━━ SUPPLIED RECORDS ━━

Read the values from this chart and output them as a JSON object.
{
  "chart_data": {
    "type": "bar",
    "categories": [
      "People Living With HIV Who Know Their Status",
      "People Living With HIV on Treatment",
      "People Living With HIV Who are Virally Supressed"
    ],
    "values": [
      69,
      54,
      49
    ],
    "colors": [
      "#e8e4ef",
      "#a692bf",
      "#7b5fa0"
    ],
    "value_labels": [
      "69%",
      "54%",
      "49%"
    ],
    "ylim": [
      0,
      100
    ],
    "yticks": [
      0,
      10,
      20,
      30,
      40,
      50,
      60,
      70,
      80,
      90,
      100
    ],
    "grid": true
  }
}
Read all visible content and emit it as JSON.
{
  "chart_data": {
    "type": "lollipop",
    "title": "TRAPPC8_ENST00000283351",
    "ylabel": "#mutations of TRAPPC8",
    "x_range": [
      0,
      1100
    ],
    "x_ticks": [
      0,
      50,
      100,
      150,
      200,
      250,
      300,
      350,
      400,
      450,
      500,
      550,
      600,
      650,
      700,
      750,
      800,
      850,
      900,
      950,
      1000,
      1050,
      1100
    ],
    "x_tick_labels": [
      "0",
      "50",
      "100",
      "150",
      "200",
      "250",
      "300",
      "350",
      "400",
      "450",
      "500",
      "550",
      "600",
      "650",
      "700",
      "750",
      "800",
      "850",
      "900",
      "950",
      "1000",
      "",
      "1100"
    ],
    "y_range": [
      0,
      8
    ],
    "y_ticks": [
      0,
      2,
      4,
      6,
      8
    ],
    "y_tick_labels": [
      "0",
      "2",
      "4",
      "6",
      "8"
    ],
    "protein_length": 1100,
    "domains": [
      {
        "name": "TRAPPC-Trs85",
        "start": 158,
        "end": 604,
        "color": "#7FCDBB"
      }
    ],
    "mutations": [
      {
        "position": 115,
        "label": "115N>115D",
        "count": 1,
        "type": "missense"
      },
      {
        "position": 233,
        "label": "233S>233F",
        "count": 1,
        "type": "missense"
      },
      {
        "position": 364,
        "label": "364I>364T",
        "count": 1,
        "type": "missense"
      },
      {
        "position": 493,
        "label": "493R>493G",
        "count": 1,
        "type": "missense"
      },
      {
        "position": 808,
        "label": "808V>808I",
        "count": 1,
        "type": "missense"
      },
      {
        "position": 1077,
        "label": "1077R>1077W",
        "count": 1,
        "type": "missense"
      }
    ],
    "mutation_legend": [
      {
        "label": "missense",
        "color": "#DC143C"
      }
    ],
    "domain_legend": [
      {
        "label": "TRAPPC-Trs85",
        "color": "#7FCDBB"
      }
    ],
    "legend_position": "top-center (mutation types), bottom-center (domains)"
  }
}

━━━
━━ SUPPLIED RECORDS ━━

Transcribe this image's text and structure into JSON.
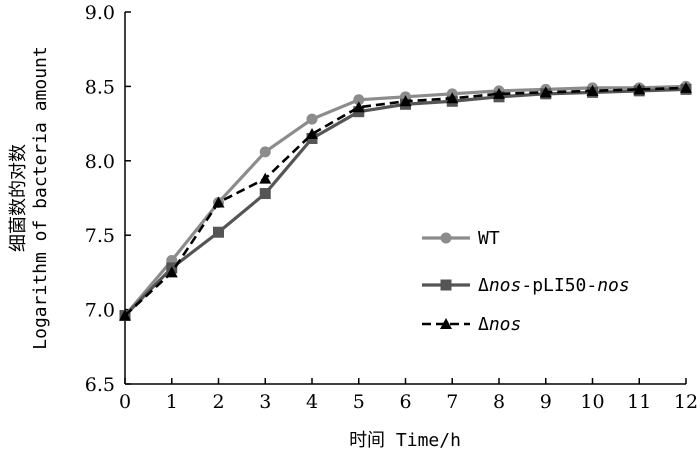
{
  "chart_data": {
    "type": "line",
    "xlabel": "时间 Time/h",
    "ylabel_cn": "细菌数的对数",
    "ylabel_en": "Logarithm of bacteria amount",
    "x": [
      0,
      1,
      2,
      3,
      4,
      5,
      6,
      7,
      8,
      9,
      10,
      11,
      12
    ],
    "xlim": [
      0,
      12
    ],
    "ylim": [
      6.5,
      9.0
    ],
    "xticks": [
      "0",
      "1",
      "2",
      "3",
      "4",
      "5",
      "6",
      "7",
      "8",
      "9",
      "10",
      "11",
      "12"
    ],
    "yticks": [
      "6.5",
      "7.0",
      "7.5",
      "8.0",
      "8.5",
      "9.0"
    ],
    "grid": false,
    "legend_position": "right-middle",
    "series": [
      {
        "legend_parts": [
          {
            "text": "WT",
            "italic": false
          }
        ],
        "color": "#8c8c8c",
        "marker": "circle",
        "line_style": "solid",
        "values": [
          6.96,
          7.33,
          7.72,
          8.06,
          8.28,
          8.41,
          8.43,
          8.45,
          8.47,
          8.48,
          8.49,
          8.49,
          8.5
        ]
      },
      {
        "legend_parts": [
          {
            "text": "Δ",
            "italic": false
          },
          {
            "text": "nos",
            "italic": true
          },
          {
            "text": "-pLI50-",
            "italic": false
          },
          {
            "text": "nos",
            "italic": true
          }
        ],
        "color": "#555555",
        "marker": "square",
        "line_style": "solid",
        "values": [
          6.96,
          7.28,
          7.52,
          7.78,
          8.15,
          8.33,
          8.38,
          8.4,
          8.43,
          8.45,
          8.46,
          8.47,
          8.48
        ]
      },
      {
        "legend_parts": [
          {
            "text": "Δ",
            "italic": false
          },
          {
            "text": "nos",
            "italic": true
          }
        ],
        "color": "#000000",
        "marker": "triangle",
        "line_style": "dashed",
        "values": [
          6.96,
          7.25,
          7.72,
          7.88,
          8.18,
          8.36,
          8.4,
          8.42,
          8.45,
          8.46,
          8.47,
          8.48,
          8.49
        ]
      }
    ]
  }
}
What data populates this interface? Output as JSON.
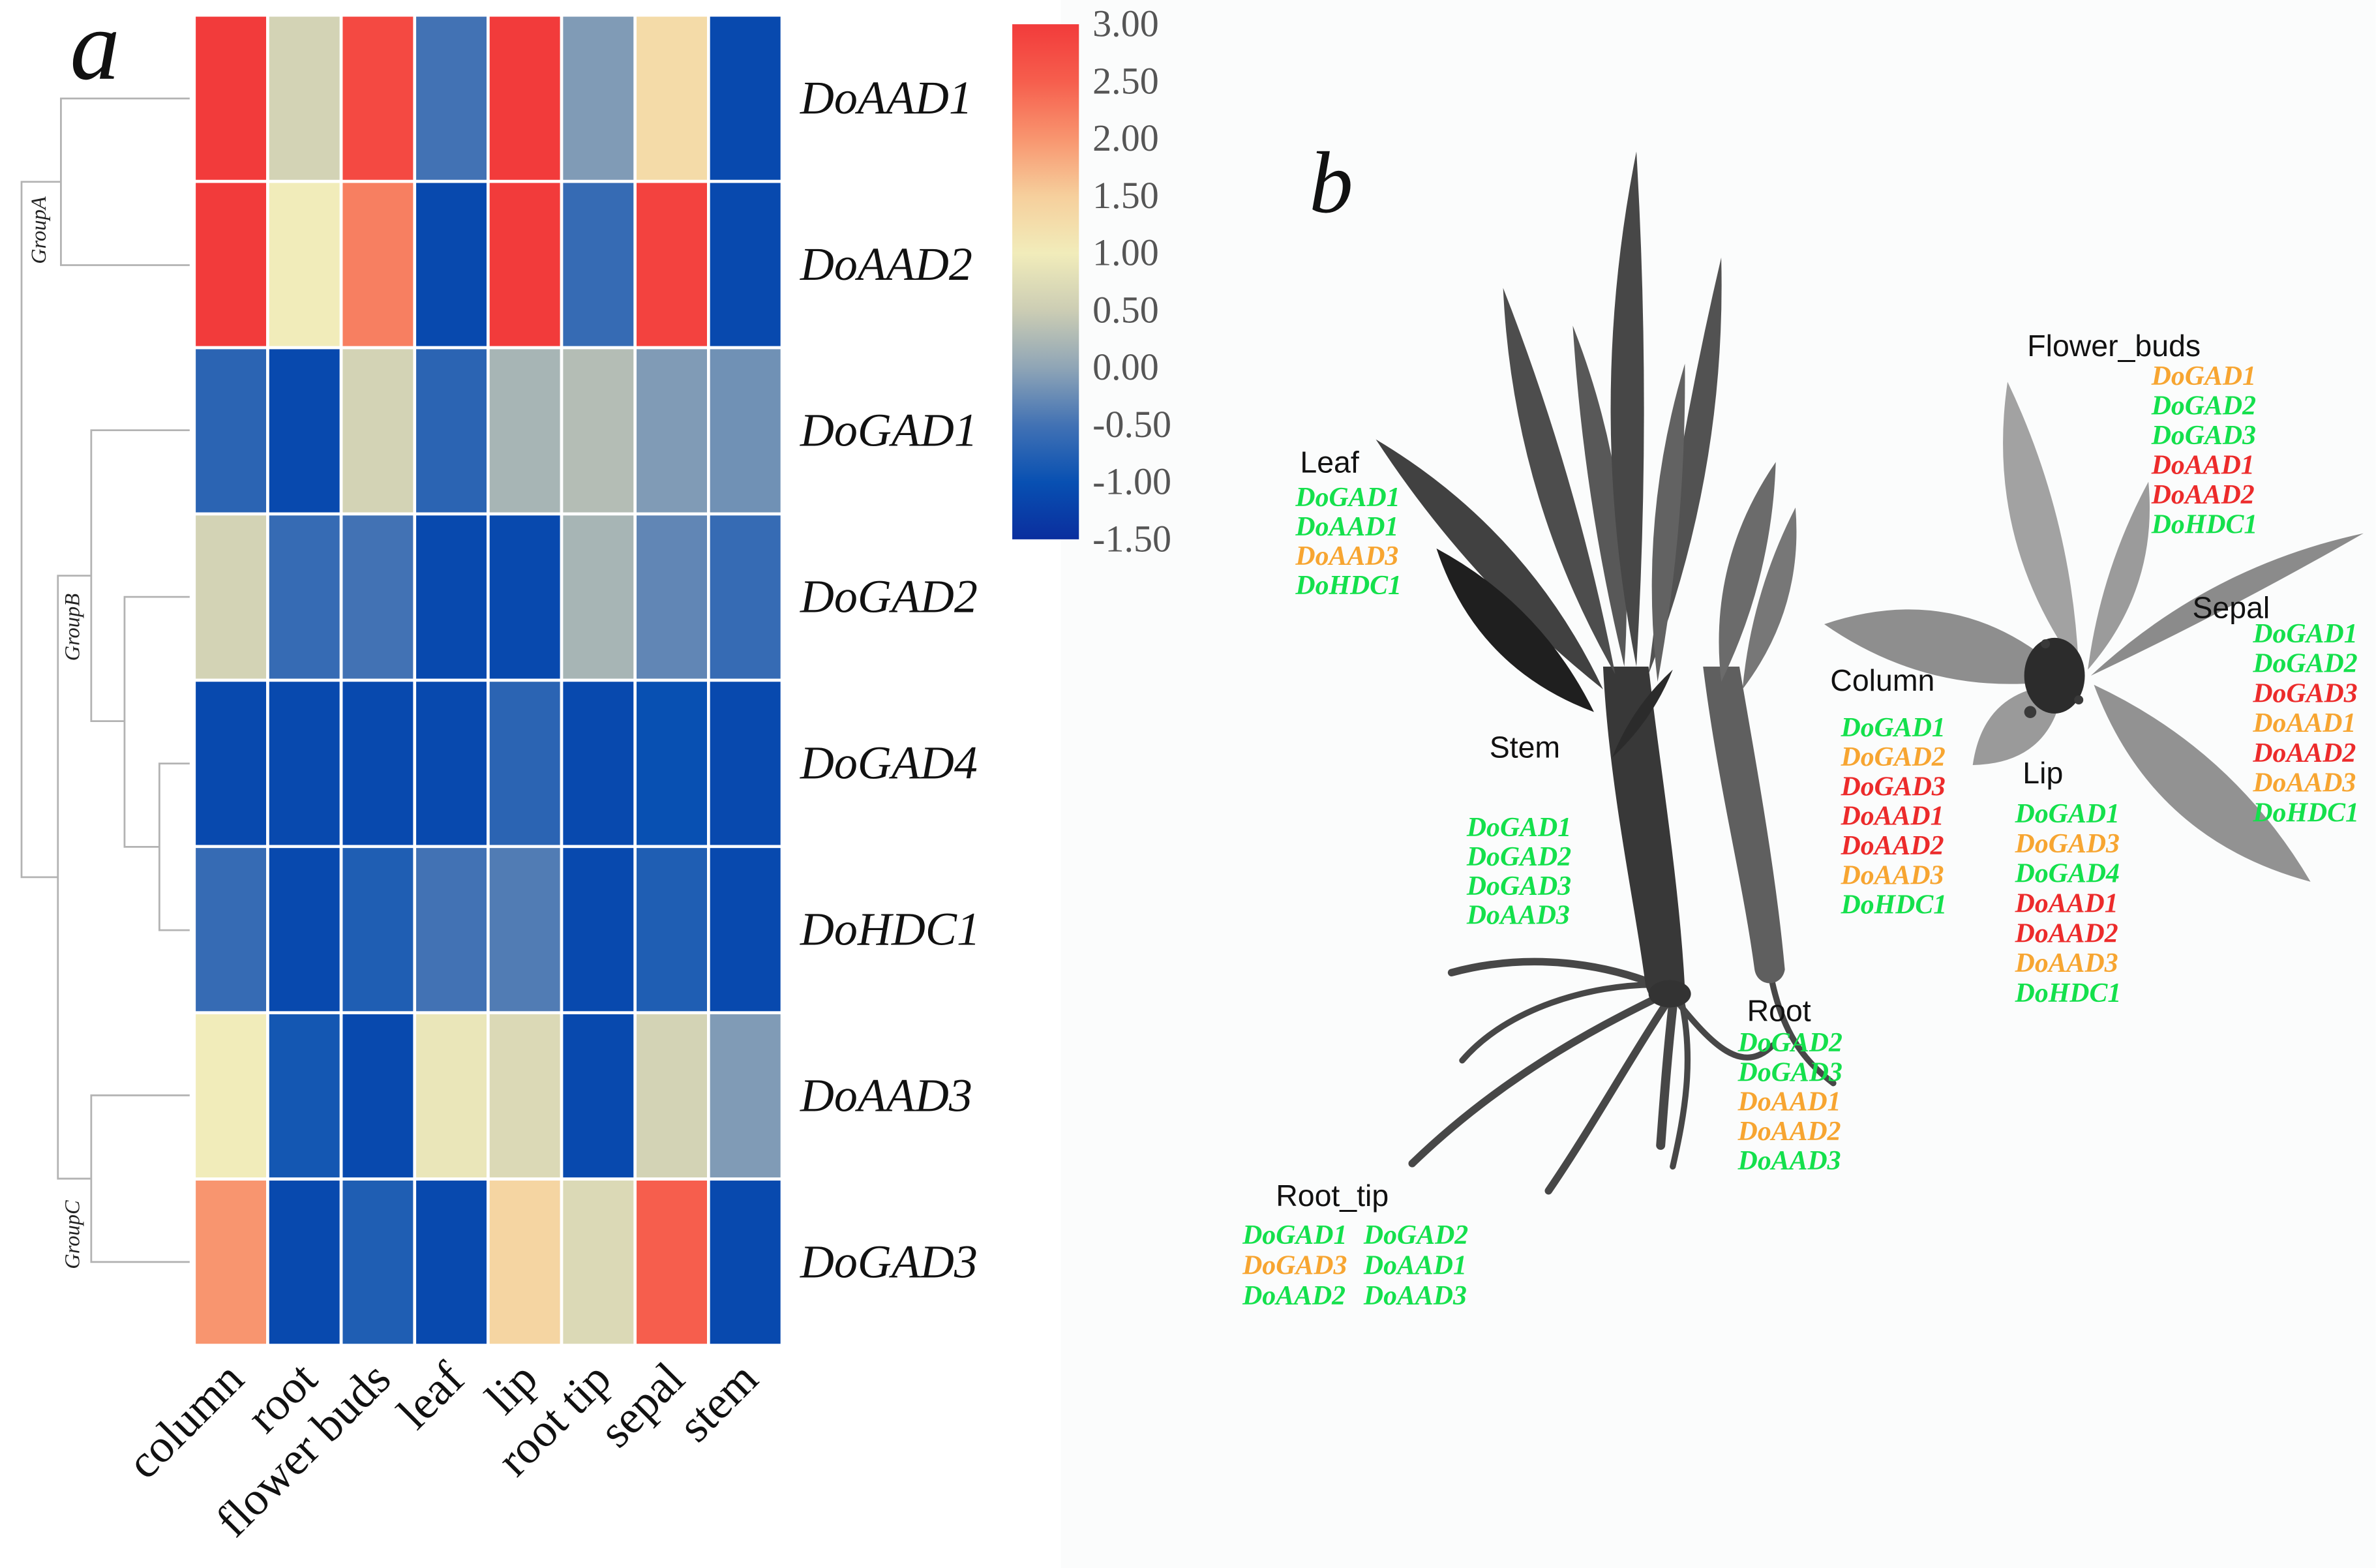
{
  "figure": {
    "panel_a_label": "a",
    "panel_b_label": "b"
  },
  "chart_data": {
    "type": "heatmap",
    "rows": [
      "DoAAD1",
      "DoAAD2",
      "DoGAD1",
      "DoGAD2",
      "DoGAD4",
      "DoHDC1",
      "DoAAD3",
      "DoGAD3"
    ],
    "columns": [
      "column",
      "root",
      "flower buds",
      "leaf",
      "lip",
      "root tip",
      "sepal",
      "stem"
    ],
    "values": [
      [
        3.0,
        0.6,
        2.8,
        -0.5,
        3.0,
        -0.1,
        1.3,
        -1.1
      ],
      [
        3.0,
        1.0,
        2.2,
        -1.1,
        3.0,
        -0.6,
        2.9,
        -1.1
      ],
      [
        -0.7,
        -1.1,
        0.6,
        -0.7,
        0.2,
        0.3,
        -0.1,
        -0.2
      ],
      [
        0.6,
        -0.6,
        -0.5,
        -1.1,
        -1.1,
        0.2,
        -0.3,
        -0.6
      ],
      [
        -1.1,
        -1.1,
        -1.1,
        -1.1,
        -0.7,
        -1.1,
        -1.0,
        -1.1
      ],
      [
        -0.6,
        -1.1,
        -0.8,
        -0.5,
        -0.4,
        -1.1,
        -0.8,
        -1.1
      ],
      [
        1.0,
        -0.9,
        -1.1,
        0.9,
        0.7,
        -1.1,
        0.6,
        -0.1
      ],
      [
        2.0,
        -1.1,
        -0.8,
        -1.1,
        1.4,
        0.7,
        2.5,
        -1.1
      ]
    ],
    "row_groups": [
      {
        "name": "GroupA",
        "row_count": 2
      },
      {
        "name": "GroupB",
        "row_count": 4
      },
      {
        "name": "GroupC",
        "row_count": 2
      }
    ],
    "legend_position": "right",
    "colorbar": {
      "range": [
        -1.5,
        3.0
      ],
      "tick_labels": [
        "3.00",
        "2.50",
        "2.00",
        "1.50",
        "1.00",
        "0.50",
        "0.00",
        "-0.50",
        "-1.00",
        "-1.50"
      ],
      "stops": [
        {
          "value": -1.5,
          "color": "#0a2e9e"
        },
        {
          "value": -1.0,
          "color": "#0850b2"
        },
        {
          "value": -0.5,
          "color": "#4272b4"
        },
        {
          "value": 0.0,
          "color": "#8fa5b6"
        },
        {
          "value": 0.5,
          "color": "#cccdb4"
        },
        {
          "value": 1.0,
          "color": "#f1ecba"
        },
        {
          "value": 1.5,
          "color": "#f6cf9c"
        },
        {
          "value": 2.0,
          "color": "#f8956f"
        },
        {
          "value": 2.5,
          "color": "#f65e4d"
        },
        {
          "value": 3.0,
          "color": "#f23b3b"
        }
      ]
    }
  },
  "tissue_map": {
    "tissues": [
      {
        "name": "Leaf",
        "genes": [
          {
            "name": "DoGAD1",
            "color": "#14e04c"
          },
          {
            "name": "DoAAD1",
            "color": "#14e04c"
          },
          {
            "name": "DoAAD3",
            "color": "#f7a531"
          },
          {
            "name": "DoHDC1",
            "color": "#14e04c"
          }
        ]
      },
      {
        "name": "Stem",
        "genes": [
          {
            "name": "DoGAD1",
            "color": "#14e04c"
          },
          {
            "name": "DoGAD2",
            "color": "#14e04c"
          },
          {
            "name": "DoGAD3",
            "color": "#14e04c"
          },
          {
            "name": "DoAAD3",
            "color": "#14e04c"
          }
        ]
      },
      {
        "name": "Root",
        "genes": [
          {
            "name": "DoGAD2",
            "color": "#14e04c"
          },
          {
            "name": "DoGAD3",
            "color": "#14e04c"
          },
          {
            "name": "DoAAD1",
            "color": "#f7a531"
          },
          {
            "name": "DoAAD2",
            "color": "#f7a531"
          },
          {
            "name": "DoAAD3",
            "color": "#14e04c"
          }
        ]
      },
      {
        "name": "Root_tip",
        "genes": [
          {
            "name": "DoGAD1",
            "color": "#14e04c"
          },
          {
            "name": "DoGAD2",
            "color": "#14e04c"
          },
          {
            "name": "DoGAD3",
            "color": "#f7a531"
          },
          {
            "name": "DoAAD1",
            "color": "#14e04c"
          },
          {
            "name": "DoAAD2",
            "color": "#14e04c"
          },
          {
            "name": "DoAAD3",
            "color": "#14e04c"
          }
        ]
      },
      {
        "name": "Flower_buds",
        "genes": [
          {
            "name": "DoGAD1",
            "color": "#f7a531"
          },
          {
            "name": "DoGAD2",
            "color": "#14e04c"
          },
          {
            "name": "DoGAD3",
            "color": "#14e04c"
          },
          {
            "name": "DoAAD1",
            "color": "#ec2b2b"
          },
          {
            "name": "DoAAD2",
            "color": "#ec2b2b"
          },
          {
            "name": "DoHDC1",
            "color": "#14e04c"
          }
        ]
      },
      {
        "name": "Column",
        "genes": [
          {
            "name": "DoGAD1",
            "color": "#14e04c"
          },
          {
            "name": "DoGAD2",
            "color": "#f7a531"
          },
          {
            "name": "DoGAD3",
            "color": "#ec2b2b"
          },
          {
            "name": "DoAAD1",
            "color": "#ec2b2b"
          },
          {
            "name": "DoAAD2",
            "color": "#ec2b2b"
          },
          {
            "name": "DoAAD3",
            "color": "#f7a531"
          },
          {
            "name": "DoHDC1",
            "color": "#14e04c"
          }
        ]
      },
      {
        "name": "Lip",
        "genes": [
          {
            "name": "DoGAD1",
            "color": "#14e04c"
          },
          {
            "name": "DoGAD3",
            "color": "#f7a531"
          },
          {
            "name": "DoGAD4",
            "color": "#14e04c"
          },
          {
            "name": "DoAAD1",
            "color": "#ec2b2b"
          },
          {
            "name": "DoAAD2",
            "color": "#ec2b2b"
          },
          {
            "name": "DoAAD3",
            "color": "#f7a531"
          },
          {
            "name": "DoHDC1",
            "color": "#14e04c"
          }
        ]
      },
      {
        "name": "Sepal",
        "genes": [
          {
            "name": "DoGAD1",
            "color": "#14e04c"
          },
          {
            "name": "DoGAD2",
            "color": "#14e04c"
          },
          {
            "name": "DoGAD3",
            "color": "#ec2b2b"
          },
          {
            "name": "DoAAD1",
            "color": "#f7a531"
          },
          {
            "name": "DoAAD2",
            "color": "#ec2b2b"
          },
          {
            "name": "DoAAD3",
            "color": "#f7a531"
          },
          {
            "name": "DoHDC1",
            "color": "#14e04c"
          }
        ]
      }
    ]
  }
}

━━━
━━ SUPPLIED RECORDS ━━

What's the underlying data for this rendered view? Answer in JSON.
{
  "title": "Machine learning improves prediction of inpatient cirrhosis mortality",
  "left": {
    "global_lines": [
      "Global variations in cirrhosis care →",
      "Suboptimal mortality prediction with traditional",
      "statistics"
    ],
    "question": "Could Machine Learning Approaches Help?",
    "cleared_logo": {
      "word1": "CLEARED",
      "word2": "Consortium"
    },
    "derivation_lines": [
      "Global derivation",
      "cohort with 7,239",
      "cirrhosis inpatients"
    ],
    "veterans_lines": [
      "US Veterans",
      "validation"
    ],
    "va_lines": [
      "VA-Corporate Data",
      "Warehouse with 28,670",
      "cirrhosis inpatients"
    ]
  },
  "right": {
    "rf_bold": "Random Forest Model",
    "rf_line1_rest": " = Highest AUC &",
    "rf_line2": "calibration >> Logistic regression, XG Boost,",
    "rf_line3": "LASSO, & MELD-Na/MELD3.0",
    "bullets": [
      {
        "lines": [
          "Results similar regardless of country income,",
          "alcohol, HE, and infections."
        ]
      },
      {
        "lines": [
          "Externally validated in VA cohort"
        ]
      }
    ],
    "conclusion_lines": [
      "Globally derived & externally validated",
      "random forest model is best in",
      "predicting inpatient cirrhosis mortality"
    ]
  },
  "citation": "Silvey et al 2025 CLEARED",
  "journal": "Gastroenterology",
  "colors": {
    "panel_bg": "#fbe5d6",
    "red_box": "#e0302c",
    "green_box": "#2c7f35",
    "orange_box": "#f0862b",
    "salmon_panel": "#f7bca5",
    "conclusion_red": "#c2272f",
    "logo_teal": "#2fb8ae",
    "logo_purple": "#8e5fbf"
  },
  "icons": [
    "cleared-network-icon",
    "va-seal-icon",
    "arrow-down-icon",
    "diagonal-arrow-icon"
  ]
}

━━━

» PROBLEM TO WORK ON: Which lines of the records above contain the word "People"? Report each one.

» WRITTEN REPLY:
      "People Living With HIV Who Know Their Status",
      "People Living With HIV on Treatment",
      "People Living With HIV Who are Virally Supressed"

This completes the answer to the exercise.